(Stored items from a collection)
━━━

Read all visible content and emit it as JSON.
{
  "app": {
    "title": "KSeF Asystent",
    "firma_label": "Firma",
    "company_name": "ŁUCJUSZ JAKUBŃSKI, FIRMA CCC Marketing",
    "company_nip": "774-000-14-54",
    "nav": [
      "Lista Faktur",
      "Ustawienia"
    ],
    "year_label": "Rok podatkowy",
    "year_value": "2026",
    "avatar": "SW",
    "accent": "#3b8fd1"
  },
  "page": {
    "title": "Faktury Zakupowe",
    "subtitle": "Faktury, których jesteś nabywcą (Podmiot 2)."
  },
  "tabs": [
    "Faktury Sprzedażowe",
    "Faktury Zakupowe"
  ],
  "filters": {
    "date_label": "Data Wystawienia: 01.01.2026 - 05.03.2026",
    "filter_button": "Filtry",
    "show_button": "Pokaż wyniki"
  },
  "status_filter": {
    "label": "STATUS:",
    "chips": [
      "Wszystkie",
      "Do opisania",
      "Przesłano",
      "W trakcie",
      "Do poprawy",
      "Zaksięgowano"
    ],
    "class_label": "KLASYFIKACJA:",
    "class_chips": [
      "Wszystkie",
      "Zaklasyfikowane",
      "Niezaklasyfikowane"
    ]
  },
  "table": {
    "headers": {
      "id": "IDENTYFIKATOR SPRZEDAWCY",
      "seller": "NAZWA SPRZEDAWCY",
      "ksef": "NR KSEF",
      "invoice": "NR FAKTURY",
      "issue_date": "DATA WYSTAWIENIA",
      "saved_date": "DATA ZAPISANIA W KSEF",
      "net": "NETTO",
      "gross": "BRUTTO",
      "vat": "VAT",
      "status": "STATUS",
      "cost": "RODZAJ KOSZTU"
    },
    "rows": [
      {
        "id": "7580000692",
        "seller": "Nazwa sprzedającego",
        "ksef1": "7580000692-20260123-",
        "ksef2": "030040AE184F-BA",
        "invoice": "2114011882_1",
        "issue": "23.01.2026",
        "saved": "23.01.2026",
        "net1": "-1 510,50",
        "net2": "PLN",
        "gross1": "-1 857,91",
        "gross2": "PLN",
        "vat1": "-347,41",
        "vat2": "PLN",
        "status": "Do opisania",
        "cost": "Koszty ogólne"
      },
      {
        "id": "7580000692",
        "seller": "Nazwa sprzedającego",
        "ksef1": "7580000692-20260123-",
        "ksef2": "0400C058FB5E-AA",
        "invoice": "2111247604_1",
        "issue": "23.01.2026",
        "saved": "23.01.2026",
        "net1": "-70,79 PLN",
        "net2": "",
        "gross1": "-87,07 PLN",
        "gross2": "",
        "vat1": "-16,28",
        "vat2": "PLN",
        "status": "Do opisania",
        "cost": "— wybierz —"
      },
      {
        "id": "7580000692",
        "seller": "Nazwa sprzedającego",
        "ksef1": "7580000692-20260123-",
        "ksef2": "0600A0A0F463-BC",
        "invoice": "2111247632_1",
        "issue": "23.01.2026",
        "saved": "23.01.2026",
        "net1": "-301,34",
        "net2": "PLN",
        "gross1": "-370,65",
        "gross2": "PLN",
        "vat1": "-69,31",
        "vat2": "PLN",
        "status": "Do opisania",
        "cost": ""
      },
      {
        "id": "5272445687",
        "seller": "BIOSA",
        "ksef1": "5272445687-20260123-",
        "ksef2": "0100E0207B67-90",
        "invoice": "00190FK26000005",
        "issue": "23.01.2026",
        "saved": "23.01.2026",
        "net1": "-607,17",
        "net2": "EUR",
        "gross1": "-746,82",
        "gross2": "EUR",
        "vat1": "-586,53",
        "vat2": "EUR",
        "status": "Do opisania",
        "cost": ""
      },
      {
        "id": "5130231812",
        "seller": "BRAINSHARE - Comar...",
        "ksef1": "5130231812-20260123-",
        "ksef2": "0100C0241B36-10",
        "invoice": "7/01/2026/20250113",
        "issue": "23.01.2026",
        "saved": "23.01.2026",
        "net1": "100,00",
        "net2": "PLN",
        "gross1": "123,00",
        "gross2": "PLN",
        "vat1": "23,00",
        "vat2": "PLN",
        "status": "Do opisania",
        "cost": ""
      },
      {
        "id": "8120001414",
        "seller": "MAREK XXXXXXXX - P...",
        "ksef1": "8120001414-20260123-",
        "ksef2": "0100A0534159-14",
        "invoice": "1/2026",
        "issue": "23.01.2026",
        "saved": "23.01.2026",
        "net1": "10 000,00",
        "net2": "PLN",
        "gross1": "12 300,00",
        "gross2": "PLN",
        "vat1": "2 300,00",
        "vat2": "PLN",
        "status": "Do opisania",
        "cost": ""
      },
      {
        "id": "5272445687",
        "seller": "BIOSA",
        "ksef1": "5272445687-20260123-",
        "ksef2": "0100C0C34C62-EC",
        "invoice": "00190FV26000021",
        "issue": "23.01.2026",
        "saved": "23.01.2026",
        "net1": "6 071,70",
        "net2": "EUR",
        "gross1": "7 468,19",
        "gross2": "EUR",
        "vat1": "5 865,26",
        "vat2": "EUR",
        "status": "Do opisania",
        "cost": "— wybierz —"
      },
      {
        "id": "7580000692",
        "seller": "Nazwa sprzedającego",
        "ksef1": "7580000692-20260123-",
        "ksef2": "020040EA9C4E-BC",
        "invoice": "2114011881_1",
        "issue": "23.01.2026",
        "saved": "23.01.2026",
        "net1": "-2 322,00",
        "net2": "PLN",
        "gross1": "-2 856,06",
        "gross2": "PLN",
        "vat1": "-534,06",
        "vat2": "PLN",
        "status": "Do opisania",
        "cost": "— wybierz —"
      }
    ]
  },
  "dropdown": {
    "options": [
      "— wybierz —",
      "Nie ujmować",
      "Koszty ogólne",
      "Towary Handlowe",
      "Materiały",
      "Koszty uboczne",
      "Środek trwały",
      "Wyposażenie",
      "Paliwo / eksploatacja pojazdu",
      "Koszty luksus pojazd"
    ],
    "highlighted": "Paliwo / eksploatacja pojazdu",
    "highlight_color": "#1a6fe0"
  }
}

━━━

Set task: Filter for "Paliwo". Return all lines that hold it.

Correct output:
      "Paliwo / eksploatacja pojazdu",
    "highlighted": "Paliwo / eksploatacja pojazdu",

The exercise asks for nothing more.